Given request — Write out every entry exactly as it appears.

+++ Input material +++

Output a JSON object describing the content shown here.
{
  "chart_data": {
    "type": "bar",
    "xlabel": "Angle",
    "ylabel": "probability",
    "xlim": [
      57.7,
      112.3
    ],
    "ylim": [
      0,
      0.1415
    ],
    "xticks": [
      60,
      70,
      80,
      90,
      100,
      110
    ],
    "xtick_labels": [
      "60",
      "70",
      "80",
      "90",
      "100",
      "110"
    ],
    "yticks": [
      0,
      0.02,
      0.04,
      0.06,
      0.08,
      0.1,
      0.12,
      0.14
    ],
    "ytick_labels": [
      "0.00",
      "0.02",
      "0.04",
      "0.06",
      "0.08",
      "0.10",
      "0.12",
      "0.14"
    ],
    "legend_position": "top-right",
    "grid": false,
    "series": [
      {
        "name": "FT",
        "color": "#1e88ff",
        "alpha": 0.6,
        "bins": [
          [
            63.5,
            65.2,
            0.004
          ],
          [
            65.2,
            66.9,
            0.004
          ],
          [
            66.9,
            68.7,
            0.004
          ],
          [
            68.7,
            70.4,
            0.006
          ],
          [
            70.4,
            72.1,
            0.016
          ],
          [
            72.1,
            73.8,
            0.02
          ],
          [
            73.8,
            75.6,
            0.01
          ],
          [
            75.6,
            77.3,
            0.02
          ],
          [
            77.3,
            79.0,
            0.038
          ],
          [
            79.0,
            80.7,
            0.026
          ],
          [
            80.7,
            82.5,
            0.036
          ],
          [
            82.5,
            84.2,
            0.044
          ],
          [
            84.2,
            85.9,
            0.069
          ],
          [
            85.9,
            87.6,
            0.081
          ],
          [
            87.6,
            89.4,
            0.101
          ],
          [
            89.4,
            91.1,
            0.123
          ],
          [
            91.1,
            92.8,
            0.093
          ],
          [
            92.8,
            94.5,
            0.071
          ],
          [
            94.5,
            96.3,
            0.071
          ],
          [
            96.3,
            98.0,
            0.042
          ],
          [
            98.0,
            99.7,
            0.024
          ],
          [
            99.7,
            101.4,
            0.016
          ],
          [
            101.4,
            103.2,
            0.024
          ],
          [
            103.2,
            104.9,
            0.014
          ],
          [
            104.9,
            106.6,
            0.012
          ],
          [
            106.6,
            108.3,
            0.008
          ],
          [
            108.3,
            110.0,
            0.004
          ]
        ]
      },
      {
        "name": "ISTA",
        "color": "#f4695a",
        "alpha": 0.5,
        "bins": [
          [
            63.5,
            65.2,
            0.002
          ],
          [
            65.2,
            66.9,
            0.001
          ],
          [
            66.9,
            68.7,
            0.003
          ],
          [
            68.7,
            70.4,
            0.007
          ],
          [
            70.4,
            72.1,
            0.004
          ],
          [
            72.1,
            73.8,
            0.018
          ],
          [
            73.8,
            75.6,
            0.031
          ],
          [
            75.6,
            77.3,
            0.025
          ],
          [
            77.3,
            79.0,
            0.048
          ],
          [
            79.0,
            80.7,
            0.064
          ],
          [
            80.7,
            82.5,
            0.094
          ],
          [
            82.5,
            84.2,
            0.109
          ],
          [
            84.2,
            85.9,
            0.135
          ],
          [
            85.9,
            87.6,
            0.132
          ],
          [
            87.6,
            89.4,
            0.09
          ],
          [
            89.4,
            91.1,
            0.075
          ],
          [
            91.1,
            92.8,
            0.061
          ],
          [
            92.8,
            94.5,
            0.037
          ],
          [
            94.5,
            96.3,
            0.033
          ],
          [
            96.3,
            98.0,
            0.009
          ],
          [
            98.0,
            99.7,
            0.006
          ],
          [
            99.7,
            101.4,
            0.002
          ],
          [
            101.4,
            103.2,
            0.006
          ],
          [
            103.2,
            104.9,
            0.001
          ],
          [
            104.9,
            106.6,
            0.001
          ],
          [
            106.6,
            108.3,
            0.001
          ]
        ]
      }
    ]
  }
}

+++

Answer in full —
Output a JSON object describing the content shown here.
{
  "chart_data": {
    "type": "bar",
    "xlabel": "Angle",
    "ylabel": "probability",
    "xlim": [
      57.7,
      112.3
    ],
    "ylim": [
      0,
      0.1415
    ],
    "xticks": [
      60,
      70,
      80,
      90,
      100,
      110
    ],
    "xtick_labels": [
      "60",
      "70",
      "80",
      "90",
      "100",
      "110"
    ],
    "yticks": [
      0,
      0.02,
      0.04,
      0.06,
      0.08,
      0.1,
      0.12,
      0.14
    ],
    "ytick_labels": [
      "0.00",
      "0.02",
      "0.04",
      "0.06",
      "0.08",
      "0.10",
      "0.12",
      "0.14"
    ],
    "legend_position": "top-right",
    "grid": false,
    "series": [
      {
        "name": "FT",
        "color": "#1e88ff",
        "alpha": 0.6,
        "bins": [
          [
            63.5,
            65.2,
            0.004
          ],
          [
            65.2,
            66.9,
            0.004
          ],
          [
            66.9,
            68.7,
            0.004
          ],
          [
            68.7,
            70.4,
            0.006
          ],
          [
            70.4,
            72.1,
            0.016
          ],
          [
            72.1,
            73.8,
            0.02
          ],
          [
            73.8,
            75.6,
            0.01
          ],
          [
            75.6,
            77.3,
            0.02
          ],
          [
            77.3,
            79.0,
            0.038
          ],
          [
            79.0,
            80.7,
            0.026
          ],
          [
            80.7,
            82.5,
            0.036
          ],
          [
            82.5,
            84.2,
            0.044
          ],
          [
            84.2,
            85.9,
            0.069
          ],
          [
            85.9,
            87.6,
            0.081
          ],
          [
            87.6,
            89.4,
            0.101
          ],
          [
            89.4,
            91.1,
            0.123
          ],
          [
            91.1,
            92.8,
            0.093
          ],
          [
            92.8,
            94.5,
            0.071
          ],
          [
            94.5,
            96.3,
            0.071
          ],
          [
            96.3,
            98.0,
            0.042
          ],
          [
            98.0,
            99.7,
            0.024
          ],
          [
            99.7,
            101.4,
            0.016
          ],
          [
            101.4,
            103.2,
            0.024
          ],
          [
            103.2,
            104.9,
            0.014
          ],
          [
            104.9,
            106.6,
            0.012
          ],
          [
            106.6,
            108.3,
            0.008
          ],
          [
            108.3,
            110.0,
            0.004
          ]
        ]
      },
      {
        "name": "ISTA",
        "color": "#f4695a",
        "alpha": 0.5,
        "bins": [
          [
            63.5,
            65.2,
            0.002
          ],
          [
            65.2,
            66.9,
            0.001
          ],
          [
            66.9,
            68.7,
            0.003
          ],
          [
            68.7,
            70.4,
            0.007
          ],
          [
            70.4,
            72.1,
            0.004
          ],
          [
            72.1,
            73.8,
            0.018
          ],
          [
            73.8,
            75.6,
            0.031
          ],
          [
            75.6,
            77.3,
            0.025
          ],
          [
            77.3,
            79.0,
            0.048
          ],
          [
            79.0,
            80.7,
            0.064
          ],
          [
            80.7,
            82.5,
            0.094
          ],
          [
            82.5,
            84.2,
            0.109
          ],
          [
            84.2,
            85.9,
            0.135
          ],
          [
            85.9,
            87.6,
            0.132
          ],
          [
            87.6,
            89.4,
            0.09
          ],
          [
            89.4,
            91.1,
            0.075
          ],
          [
            91.1,
            92.8,
            0.061
          ],
          [
            92.8,
            94.5,
            0.037
          ],
          [
            94.5,
            96.3,
            0.033
          ],
          [
            96.3,
            98.0,
            0.009
          ],
          [
            98.0,
            99.7,
            0.006
          ],
          [
            99.7,
            101.4,
            0.002
          ],
          [
            101.4,
            103.2,
            0.006
          ],
          [
            103.2,
            104.9,
            0.001
          ],
          [
            104.9,
            106.6,
            0.001
          ],
          [
            106.6,
            108.3,
            0.001
          ]
        ]
      }
    ]
  }
}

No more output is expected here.